**** SOURCE DATA ****

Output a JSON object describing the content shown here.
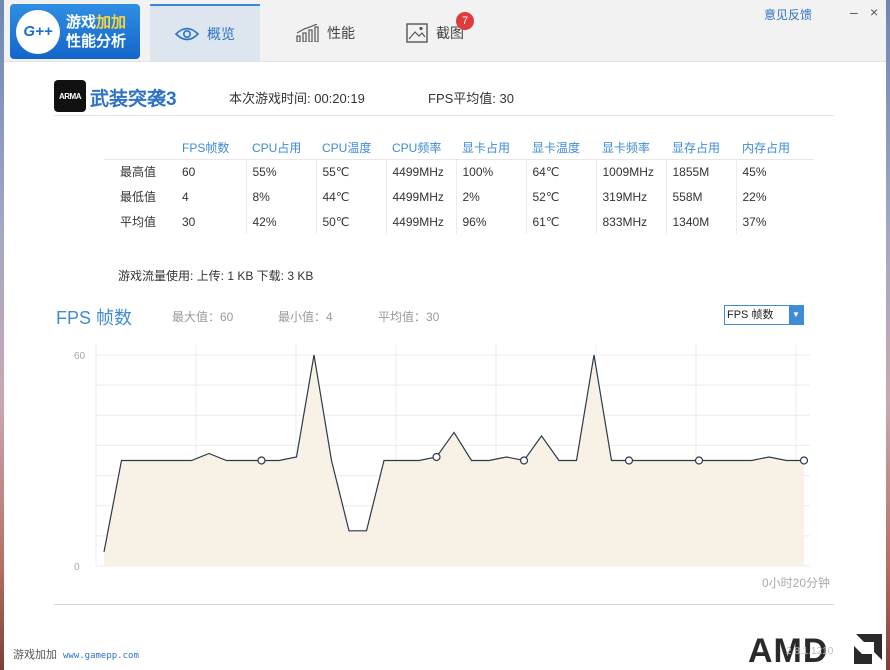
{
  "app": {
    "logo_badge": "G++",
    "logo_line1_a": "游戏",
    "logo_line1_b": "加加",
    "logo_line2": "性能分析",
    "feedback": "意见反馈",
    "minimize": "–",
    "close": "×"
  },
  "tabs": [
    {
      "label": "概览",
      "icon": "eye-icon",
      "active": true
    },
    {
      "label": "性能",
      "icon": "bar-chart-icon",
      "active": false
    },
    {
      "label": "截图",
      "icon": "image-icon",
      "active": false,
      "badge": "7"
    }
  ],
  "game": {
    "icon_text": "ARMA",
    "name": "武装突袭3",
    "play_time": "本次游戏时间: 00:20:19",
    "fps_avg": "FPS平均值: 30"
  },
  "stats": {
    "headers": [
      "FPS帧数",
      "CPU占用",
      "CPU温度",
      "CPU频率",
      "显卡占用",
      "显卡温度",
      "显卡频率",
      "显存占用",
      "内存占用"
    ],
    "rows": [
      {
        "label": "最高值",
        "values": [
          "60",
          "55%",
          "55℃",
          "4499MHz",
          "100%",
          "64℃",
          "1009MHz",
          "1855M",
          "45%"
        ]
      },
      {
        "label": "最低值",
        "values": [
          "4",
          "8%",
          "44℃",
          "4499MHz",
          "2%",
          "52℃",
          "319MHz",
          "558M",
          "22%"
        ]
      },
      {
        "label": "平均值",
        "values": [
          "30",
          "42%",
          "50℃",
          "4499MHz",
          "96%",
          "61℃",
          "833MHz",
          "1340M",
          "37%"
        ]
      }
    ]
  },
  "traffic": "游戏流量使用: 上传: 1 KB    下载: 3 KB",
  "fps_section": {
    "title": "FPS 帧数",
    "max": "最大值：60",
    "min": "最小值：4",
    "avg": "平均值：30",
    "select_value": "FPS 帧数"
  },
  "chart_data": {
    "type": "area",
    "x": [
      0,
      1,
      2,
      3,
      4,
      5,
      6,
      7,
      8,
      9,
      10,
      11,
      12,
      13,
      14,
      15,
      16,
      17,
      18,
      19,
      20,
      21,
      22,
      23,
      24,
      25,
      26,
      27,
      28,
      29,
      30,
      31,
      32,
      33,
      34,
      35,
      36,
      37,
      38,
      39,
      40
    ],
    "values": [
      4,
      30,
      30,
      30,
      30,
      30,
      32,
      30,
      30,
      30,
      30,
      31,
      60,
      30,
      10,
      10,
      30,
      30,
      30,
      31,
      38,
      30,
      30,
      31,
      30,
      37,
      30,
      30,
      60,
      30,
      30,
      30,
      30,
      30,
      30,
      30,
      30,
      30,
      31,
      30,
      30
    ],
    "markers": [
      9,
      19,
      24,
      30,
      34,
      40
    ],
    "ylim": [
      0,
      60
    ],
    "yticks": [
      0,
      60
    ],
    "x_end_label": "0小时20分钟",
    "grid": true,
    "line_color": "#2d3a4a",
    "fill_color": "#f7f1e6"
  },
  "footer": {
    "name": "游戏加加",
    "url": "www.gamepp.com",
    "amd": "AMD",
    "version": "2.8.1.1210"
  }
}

****

- [EXERCISE PROMPT] Give every line above again exactly, with no pictures.

- [TASK RESPONSE]
Output a JSON object describing the content shown here.
{
  "app": {
    "logo_badge": "G++",
    "logo_line1_a": "游戏",
    "logo_line1_b": "加加",
    "logo_line2": "性能分析",
    "feedback": "意见反馈",
    "minimize": "–",
    "close": "×"
  },
  "tabs": [
    {
      "label": "概览",
      "icon": "eye-icon",
      "active": true
    },
    {
      "label": "性能",
      "icon": "bar-chart-icon",
      "active": false
    },
    {
      "label": "截图",
      "icon": "image-icon",
      "active": false,
      "badge": "7"
    }
  ],
  "game": {
    "icon_text": "ARMA",
    "name": "武装突袭3",
    "play_time": "本次游戏时间: 00:20:19",
    "fps_avg": "FPS平均值: 30"
  },
  "stats": {
    "headers": [
      "FPS帧数",
      "CPU占用",
      "CPU温度",
      "CPU频率",
      "显卡占用",
      "显卡温度",
      "显卡频率",
      "显存占用",
      "内存占用"
    ],
    "rows": [
      {
        "label": "最高值",
        "values": [
          "60",
          "55%",
          "55℃",
          "4499MHz",
          "100%",
          "64℃",
          "1009MHz",
          "1855M",
          "45%"
        ]
      },
      {
        "label": "最低值",
        "values": [
          "4",
          "8%",
          "44℃",
          "4499MHz",
          "2%",
          "52℃",
          "319MHz",
          "558M",
          "22%"
        ]
      },
      {
        "label": "平均值",
        "values": [
          "30",
          "42%",
          "50℃",
          "4499MHz",
          "96%",
          "61℃",
          "833MHz",
          "1340M",
          "37%"
        ]
      }
    ]
  },
  "traffic": "游戏流量使用: 上传: 1 KB    下载: 3 KB",
  "fps_section": {
    "title": "FPS 帧数",
    "max": "最大值：60",
    "min": "最小值：4",
    "avg": "平均值：30",
    "select_value": "FPS 帧数"
  },
  "chart_data": {
    "type": "area",
    "x": [
      0,
      1,
      2,
      3,
      4,
      5,
      6,
      7,
      8,
      9,
      10,
      11,
      12,
      13,
      14,
      15,
      16,
      17,
      18,
      19,
      20,
      21,
      22,
      23,
      24,
      25,
      26,
      27,
      28,
      29,
      30,
      31,
      32,
      33,
      34,
      35,
      36,
      37,
      38,
      39,
      40
    ],
    "values": [
      4,
      30,
      30,
      30,
      30,
      30,
      32,
      30,
      30,
      30,
      30,
      31,
      60,
      30,
      10,
      10,
      30,
      30,
      30,
      31,
      38,
      30,
      30,
      31,
      30,
      37,
      30,
      30,
      60,
      30,
      30,
      30,
      30,
      30,
      30,
      30,
      30,
      30,
      31,
      30,
      30
    ],
    "markers": [
      9,
      19,
      24,
      30,
      34,
      40
    ],
    "ylim": [
      0,
      60
    ],
    "yticks": [
      0,
      60
    ],
    "x_end_label": "0小时20分钟",
    "grid": true,
    "line_color": "#2d3a4a",
    "fill_color": "#f7f1e6"
  },
  "footer": {
    "name": "游戏加加",
    "url": "www.gamepp.com",
    "amd": "AMD",
    "version": "2.8.1.1210"
  }
}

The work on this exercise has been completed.